## Begin

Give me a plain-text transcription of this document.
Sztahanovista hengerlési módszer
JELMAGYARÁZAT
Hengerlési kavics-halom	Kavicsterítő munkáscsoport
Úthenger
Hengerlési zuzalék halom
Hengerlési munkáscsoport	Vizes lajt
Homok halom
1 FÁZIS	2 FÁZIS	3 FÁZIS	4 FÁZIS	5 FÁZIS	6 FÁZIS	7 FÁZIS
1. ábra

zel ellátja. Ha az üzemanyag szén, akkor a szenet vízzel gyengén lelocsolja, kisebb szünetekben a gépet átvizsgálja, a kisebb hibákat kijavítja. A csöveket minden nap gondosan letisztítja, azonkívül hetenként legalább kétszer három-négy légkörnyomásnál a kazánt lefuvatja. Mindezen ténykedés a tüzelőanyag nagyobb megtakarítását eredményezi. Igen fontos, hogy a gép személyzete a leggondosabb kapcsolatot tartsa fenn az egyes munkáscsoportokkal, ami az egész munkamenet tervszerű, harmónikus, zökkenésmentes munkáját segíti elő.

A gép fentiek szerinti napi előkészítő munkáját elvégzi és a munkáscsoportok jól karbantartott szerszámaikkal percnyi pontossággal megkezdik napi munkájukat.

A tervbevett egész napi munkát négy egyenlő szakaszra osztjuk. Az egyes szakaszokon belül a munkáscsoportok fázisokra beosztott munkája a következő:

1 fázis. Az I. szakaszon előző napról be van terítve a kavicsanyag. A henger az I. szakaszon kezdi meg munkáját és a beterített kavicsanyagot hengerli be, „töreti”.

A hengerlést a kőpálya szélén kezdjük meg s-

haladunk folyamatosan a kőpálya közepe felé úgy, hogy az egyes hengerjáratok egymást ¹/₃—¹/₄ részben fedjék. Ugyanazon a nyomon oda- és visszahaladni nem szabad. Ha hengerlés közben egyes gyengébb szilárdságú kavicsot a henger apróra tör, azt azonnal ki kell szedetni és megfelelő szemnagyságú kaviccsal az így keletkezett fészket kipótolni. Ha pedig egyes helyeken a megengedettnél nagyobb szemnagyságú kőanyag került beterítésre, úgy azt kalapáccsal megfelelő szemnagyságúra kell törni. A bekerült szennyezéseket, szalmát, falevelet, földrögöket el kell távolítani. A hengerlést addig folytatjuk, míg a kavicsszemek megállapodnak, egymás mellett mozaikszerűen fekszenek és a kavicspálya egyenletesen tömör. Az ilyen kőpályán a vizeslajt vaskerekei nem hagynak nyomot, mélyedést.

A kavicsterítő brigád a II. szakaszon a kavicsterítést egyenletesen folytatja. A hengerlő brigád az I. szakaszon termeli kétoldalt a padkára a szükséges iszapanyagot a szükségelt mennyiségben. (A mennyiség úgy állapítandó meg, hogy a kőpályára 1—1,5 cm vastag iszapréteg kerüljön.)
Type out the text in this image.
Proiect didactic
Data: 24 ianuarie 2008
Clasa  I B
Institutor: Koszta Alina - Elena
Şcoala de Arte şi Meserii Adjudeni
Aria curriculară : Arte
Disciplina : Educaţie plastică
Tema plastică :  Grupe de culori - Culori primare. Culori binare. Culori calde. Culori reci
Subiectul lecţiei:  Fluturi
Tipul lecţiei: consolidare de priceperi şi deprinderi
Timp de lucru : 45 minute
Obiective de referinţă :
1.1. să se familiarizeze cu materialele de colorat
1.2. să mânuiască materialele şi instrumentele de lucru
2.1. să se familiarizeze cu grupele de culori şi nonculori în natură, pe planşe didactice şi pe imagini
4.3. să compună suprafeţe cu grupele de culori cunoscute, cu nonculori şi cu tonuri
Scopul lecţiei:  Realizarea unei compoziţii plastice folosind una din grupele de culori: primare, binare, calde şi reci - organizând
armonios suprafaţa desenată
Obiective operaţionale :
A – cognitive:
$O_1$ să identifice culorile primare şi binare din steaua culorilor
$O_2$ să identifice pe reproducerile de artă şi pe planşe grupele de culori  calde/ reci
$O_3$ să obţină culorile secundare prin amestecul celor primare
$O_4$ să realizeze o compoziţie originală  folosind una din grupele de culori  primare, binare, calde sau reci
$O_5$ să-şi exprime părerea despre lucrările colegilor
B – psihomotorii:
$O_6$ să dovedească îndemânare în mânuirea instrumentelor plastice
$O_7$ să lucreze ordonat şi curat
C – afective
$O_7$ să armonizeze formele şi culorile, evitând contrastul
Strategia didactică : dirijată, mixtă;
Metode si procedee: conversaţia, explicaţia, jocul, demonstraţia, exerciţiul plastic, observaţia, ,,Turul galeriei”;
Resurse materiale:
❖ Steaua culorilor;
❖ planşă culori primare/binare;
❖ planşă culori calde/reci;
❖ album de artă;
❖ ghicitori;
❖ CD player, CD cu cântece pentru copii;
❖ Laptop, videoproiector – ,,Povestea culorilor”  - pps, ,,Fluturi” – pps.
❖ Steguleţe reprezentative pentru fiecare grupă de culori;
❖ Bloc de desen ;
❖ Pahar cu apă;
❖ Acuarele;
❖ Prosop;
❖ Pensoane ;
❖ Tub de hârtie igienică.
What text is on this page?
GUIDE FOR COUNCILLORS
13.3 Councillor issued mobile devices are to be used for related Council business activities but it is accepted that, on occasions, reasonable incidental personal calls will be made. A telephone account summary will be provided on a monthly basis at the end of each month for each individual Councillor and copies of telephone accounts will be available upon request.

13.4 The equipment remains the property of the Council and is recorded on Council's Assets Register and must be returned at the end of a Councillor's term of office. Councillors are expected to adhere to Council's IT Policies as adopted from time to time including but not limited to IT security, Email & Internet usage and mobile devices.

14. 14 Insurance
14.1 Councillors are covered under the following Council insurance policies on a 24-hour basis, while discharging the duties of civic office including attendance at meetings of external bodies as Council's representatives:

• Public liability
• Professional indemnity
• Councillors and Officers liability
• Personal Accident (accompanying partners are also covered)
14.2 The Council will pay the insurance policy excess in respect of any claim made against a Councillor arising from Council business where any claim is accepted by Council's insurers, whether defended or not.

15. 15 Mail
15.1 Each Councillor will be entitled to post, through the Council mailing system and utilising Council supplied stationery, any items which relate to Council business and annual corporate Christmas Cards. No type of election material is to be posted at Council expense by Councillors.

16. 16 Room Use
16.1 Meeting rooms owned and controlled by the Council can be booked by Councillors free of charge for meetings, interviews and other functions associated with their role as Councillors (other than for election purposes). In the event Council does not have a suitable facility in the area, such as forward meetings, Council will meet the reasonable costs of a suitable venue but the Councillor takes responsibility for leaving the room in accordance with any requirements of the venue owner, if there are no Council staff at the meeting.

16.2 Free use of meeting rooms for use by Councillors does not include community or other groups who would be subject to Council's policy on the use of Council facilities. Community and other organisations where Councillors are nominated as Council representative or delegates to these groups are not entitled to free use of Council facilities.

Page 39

## End

> [WHAT YOU ARE ASKED TO DO]:
Return the listing above in its exact form.

> [OUTPUT OF THE TASK]:
Give me a plain-text transcription of this document.
Sztahanovista hengerlési módszer
JELMAGYARÁZAT
Hengerlési kavics-halom	Kavicsterítő munkáscsoport
Úthenger
Hengerlési zuzalék halom
Hengerlési munkáscsoport	Vizes lajt
Homok halom
1 FÁZIS	2 FÁZIS	3 FÁZIS	4 FÁZIS	5 FÁZIS	6 FÁZIS	7 FÁZIS
1. ábra

zel ellátja. Ha az üzemanyag szén, akkor a szenet vízzel gyengén lelocsolja, kisebb szünetekben a gépet átvizsgálja, a kisebb hibákat kijavítja. A csöveket minden nap gondosan letisztítja, azonkívül hetenként legalább kétszer három-négy légkörnyomásnál a kazánt lefuvatja. Mindezen ténykedés a tüzelőanyag nagyobb megtakarítását eredményezi. Igen fontos, hogy a gép személyzete a leggondosabb kapcsolatot tartsa fenn az egyes munkáscsoportokkal, ami az egész munkamenet tervszerű, harmónikus, zökkenésmentes munkáját segíti elő.

A gép fentiek szerinti napi előkészítő munkáját elvégzi és a munkáscsoportok jól karbantartott szerszámaikkal percnyi pontossággal megkezdik napi munkájukat.

A tervbevett egész napi munkát négy egyenlő szakaszra osztjuk. Az egyes szakaszokon belül a munkáscsoportok fázisokra beosztott munkája a következő:

1 fázis. Az I. szakaszon előző napról be van terítve a kavicsanyag. A henger az I. szakaszon kezdi meg munkáját és a beterített kavicsanyagot hengerli be, „töreti”.

A hengerlést a kőpálya szélén kezdjük meg s-

haladunk folyamatosan a kőpálya közepe felé úgy, hogy az egyes hengerjáratok egymást ¹/₃—¹/₄ részben fedjék. Ugyanazon a nyomon oda- és visszahaladni nem szabad. Ha hengerlés közben egyes gyengébb szilárdságú kavicsot a henger apróra tör, azt azonnal ki kell szedetni és megfelelő szemnagyságú kaviccsal az így keletkezett fészket kipótolni. Ha pedig egyes helyeken a megengedettnél nagyobb szemnagyságú kőanyag került beterítésre, úgy azt kalapáccsal megfelelő szemnagyságúra kell törni. A bekerült szennyezéseket, szalmát, falevelet, földrögöket el kell távolítani. A hengerlést addig folytatjuk, míg a kavicsszemek megállapodnak, egymás mellett mozaikszerűen fekszenek és a kavicspálya egyenletesen tömör. Az ilyen kőpályán a vizeslajt vaskerekei nem hagynak nyomot, mélyedést.

A kavicsterítő brigád a II. szakaszon a kavicsterítést egyenletesen folytatja. A hengerlő brigád az I. szakaszon termeli kétoldalt a padkára a szükséges iszapanyagot a szükségelt mennyiségben. (A mennyiség úgy állapítandó meg, hogy a kőpályára 1—1,5 cm vastag iszapréteg kerüljön.)
Type out the text in this image.
Proiect didactic
Data: 24 ianuarie 2008
Clasa  I B
Institutor: Koszta Alina - Elena
Şcoala de Arte şi Meserii Adjudeni
Aria curriculară : Arte
Disciplina : Educaţie plastică
Tema plastică :  Grupe de culori - Culori primare. Culori binare. Culori calde. Culori reci
Subiectul lecţiei:  Fluturi
Tipul lecţiei: consolidare de priceperi şi deprinderi
Timp de lucru : 45 minute
Obiective de referinţă :
1.1. să se familiarizeze cu materialele de colorat
1.2. să mânuiască materialele şi instrumentele de lucru
2.1. să se familiarizeze cu grupele de culori şi nonculori în natură, pe planşe didactice şi pe imagini
4.3. să compună suprafeţe cu grupele de culori cunoscute, cu nonculori şi cu tonuri
Scopul lecţiei:  Realizarea unei compoziţii plastice folosind una din grupele de culori: primare, binare, calde şi reci - organizând
armonios suprafaţa desenată
Obiective operaţionale :
A – cognitive:
$O_1$ să identifice culorile primare şi binare din steaua culorilor
$O_2$ să identifice pe reproducerile de artă şi pe planşe grupele de culori  calde/ reci
$O_3$ să obţină culorile secundare prin amestecul celor primare
$O_4$ să realizeze o compoziţie originală  folosind una din grupele de culori  primare, binare, calde sau reci
$O_5$ să-şi exprime părerea despre lucrările colegilor
B – psihomotorii:
$O_6$ să dovedească îndemânare în mânuirea instrumentelor plastice
$O_7$ să lucreze ordonat şi curat
C – afective
$O_7$ să armonizeze formele şi culorile, evitând contrastul
Strategia didactică : dirijată, mixtă;
Metode si procedee: conversaţia, explicaţia, jocul, demonstraţia, exerciţiul plastic, observaţia, ,,Turul galeriei”;
Resurse materiale:
❖ Steaua culorilor;
❖ planşă culori primare/binare;
❖ planşă culori calde/reci;
❖ album de artă;
❖ ghicitori;
❖ CD player, CD cu cântece pentru copii;
❖ Laptop, videoproiector – ,,Povestea culorilor”  - pps, ,,Fluturi” – pps.
❖ Steguleţe reprezentative pentru fiecare grupă de culori;
❖ Bloc de desen ;
❖ Pahar cu apă;
❖ Acuarele;
❖ Prosop;
❖ Pensoane ;
❖ Tub de hârtie igienică.
What text is on this page?
GUIDE FOR COUNCILLORS
13.3 Councillor issued mobile devices are to be used for related Council business activities but it is accepted that, on occasions, reasonable incidental personal calls will be made. A telephone account summary will be provided on a monthly basis at the end of each month for each individual Councillor and copies of telephone accounts will be available upon request.

13.4 The equipment remains the property of the Council and is recorded on Council's Assets Register and must be returned at the end of a Councillor's term of office. Councillors are expected to adhere to Council's IT Policies as adopted from time to time including but not limited to IT security, Email & Internet usage and mobile devices.

14. 14 Insurance
14.1 Councillors are covered under the following Council insurance policies on a 24-hour basis, while discharging the duties of civic office including attendance at meetings of external bodies as Council's representatives:

• Public liability
• Professional indemnity
• Councillors and Officers liability
• Personal Accident (accompanying partners are also covered)
14.2 The Council will pay the insurance policy excess in respect of any claim made against a Councillor arising from Council business where any claim is accepted by Council's insurers, whether defended or not.

15. 15 Mail
15.1 Each Councillor will be entitled to post, through the Council mailing system and utilising Council supplied stationery, any items which relate to Council business and annual corporate Christmas Cards. No type of election material is to be posted at Council expense by Councillors.

16. 16 Room Use
16.1 Meeting rooms owned and controlled by the Council can be booked by Councillors free of charge for meetings, interviews and other functions associated with their role as Councillors (other than for election purposes). In the event Council does not have a suitable facility in the area, such as forward meetings, Council will meet the reasonable costs of a suitable venue but the Councillor takes responsibility for leaving the room in accordance with any requirements of the venue owner, if there are no Council staff at the meeting.

16.2 Free use of meeting rooms for use by Councillors does not include community or other groups who would be subject to Council's policy on the use of Council facilities. Community and other organisations where Councillors are nominated as Council representative or delegates to these groups are not entitled to free use of Council facilities.

Page 39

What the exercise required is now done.